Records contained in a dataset
------------------------

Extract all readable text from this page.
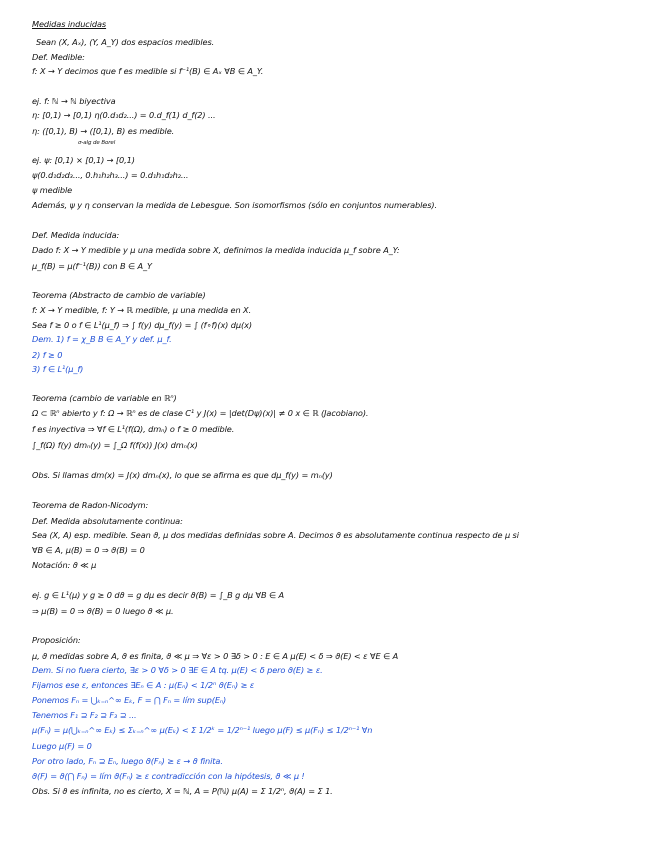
Medidas inducidas
Sean (X, Aₓ), (Y, A_Y) dos espacios medibles.
Def. Medible:
f: X → Y decimos que f es medible si f⁻¹(B) ∈ Aₓ ∀B ∈ A_Y.
ej. f: ℕ → ℕ biyectiva
η: [0,1) → [0,1) η(0.d₁d₂...) = 0.d_f(1) d_f(2) ...
η: ([0,1), B) → ([0,1), B) es medible.
σ-alg de Borel
ej. ψ: [0,1) × [0,1) → [0,1)
ψ(0.d₁d₂d₃..., 0.h₁h₂h₃...) = 0.d₁h₁d₂h₂...
ψ medible
Además, ψ y η conservan la medida de Lebesgue. Son isomorfismos (sólo en conjuntos numerables).
Def. Medida inducida:
Dado f: X → Y medible y μ una medida sobre X, definimos la medida inducida μ_f sobre A_Y:
μ_f(B) = μ(f⁻¹(B)) con B ∈ A_Y
Teorema (Abstracto de cambio de variable)
f: X → Y medible, f: Y → ℝ medible, μ una medida en X.
Sea f ≥ 0 o f ∈ L¹(μ_f) ⇒ ∫ f(y) dμ_f(y) = ∫ (f∘f)(x) dμ(x)
Dem. 1) f = χ_B B ∈ A_Y y def. μ_f.
2) f ≥ 0
3) f ∈ L¹(μ_f)
Teorema (cambio de variable en ℝⁿ)
Ω ⊂ ℝⁿ abierto y f: Ω → ℝⁿ es de clase C¹ y J(x) = |det(Dψ)(x)| ≠ 0 x ∈ ℝ (Jacobiano).
f es inyectiva ⇒ ∀f ∈ L¹(f(Ω), dmₙ) o f ≥ 0 medible.
∫_f(Ω) f(y) dmₙ(y) = ∫_Ω f(f(x)) J(x) dmₙ(x)
Obs. Si llamas dm(x) = J(x) dmₙ(x), lo que se afirma es que dμ_f(y) = mₙ(y)
Teorema de Radon-Nicodym:
Def. Medida absolutamente continua:
Sea (X, A) esp. medible. Sean ϑ, μ dos medidas definidas sobre A. Decimos ϑ es absolutamente continua respecto de μ si
∀B ∈ A, μ(B) = 0 ⇒ ϑ(B) = 0
Notación: ϑ ≪ μ
ej. g ∈ L¹(μ) y g ≥ 0 dϑ = g dμ es decir ϑ(B) = ∫_B g dμ ∀B ∈ A
⇒ μ(B) = 0 ⇒ ϑ(B) = 0 luego ϑ ≪ μ.
Proposición:
μ, ϑ medidas sobre A, ϑ es finita, ϑ ≪ μ ⇒ ∀ε > 0 ∃δ > 0 : E ∈ A μ(E) < δ ⇒ ϑ(E) < ε ∀E ∈ A
Dem. Si no fuera cierto, ∃ε > 0 ∀δ > 0 ∃E ∈ A tq. μ(E) < δ pero ϑ(E) ≥ ε.
Fijamos ese ε, entonces ∃Eₙ ∈ A : μ(Eₙ) < 1/2ⁿ ϑ(Eₙ) ≥ ε
Ponemos Fₙ = ⋃ₖ₌ₙ^∞ Eₖ, F = ⋂ Fₙ = lím sup(Eₙ)
Tenemos F₁ ⊇ F₂ ⊇ F₃ ⊇ ...
μ(Fₙ) = μ(⋃ₖ₌ₙ^∞ Eₖ) ≤ Σₖ₌ₙ^∞ μ(Eₖ) < Σ 1/2ᵏ = 1/2ⁿ⁻¹ luego μ(F) ≤ μ(Fₙ) ≤ 1/2ⁿ⁻¹ ∀n
Luego μ(F) = 0
Por otro lado, Fₙ ⊇ Eₙ, luego ϑ(Fₙ) ≥ ε → ϑ finita.
ϑ(F) = ϑ(⋂ Fₙ) = lím ϑ(Fₙ) ≥ ε contradicción con la hipótesis, ϑ ≪ μ !
Obs. Si ϑ es infinita, no es cierto, X = ℕ, A = P(ℕ) μ(A) = Σ 1/2ⁿ, ϑ(A) = Σ 1.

------------------------

• AIM OF THE TASK: Leave the images out, please, and restate each line word for word.

• EXPECTED OUTPUT:
Extract all readable text from this page.
Medidas inducidas
Sean (X, Aₓ), (Y, A_Y) dos espacios medibles.
Def. Medible:
f: X → Y decimos que f es medible si f⁻¹(B) ∈ Aₓ ∀B ∈ A_Y.
ej. f: ℕ → ℕ biyectiva
η: [0,1) → [0,1) η(0.d₁d₂...) = 0.d_f(1) d_f(2) ...
η: ([0,1), B) → ([0,1), B) es medible.
σ-alg de Borel
ej. ψ: [0,1) × [0,1) → [0,1)
ψ(0.d₁d₂d₃..., 0.h₁h₂h₃...) = 0.d₁h₁d₂h₂...
ψ medible
Además, ψ y η conservan la medida de Lebesgue. Son isomorfismos (sólo en conjuntos numerables).
Def. Medida inducida:
Dado f: X → Y medible y μ una medida sobre X, definimos la medida inducida μ_f sobre A_Y:
μ_f(B) = μ(f⁻¹(B)) con B ∈ A_Y
Teorema (Abstracto de cambio de variable)
f: X → Y medible, f: Y → ℝ medible, μ una medida en X.
Sea f ≥ 0 o f ∈ L¹(μ_f) ⇒ ∫ f(y) dμ_f(y) = ∫ (f∘f)(x) dμ(x)
Dem. 1) f = χ_B B ∈ A_Y y def. μ_f.
2) f ≥ 0
3) f ∈ L¹(μ_f)
Teorema (cambio de variable en ℝⁿ)
Ω ⊂ ℝⁿ abierto y f: Ω → ℝⁿ es de clase C¹ y J(x) = |det(Dψ)(x)| ≠ 0 x ∈ ℝ (Jacobiano).
f es inyectiva ⇒ ∀f ∈ L¹(f(Ω), dmₙ) o f ≥ 0 medible.
∫_f(Ω) f(y) dmₙ(y) = ∫_Ω f(f(x)) J(x) dmₙ(x)
Obs. Si llamas dm(x) = J(x) dmₙ(x), lo que se afirma es que dμ_f(y) = mₙ(y)
Teorema de Radon-Nicodym:
Def. Medida absolutamente continua:
Sea (X, A) esp. medible. Sean ϑ, μ dos medidas definidas sobre A. Decimos ϑ es absolutamente continua respecto de μ si
∀B ∈ A, μ(B) = 0 ⇒ ϑ(B) = 0
Notación: ϑ ≪ μ
ej. g ∈ L¹(μ) y g ≥ 0 dϑ = g dμ es decir ϑ(B) = ∫_B g dμ ∀B ∈ A
⇒ μ(B) = 0 ⇒ ϑ(B) = 0 luego ϑ ≪ μ.
Proposición:
μ, ϑ medidas sobre A, ϑ es finita, ϑ ≪ μ ⇒ ∀ε > 0 ∃δ > 0 : E ∈ A μ(E) < δ ⇒ ϑ(E) < ε ∀E ∈ A
Dem. Si no fuera cierto, ∃ε > 0 ∀δ > 0 ∃E ∈ A tq. μ(E) < δ pero ϑ(E) ≥ ε.
Fijamos ese ε, entonces ∃Eₙ ∈ A : μ(Eₙ) < 1/2ⁿ ϑ(Eₙ) ≥ ε
Ponemos Fₙ = ⋃ₖ₌ₙ^∞ Eₖ, F = ⋂ Fₙ = lím sup(Eₙ)
Tenemos F₁ ⊇ F₂ ⊇ F₃ ⊇ ...
μ(Fₙ) = μ(⋃ₖ₌ₙ^∞ Eₖ) ≤ Σₖ₌ₙ^∞ μ(Eₖ) < Σ 1/2ᵏ = 1/2ⁿ⁻¹ luego μ(F) ≤ μ(Fₙ) ≤ 1/2ⁿ⁻¹ ∀n
Luego μ(F) = 0
Por otro lado, Fₙ ⊇ Eₙ, luego ϑ(Fₙ) ≥ ε → ϑ finita.
ϑ(F) = ϑ(⋂ Fₙ) = lím ϑ(Fₙ) ≥ ε contradicción con la hipótesis, ϑ ≪ μ !
Obs. Si ϑ es infinita, no es cierto, X = ℕ, A = P(ℕ) μ(A) = Σ 1/2ⁿ, ϑ(A) = Σ 1.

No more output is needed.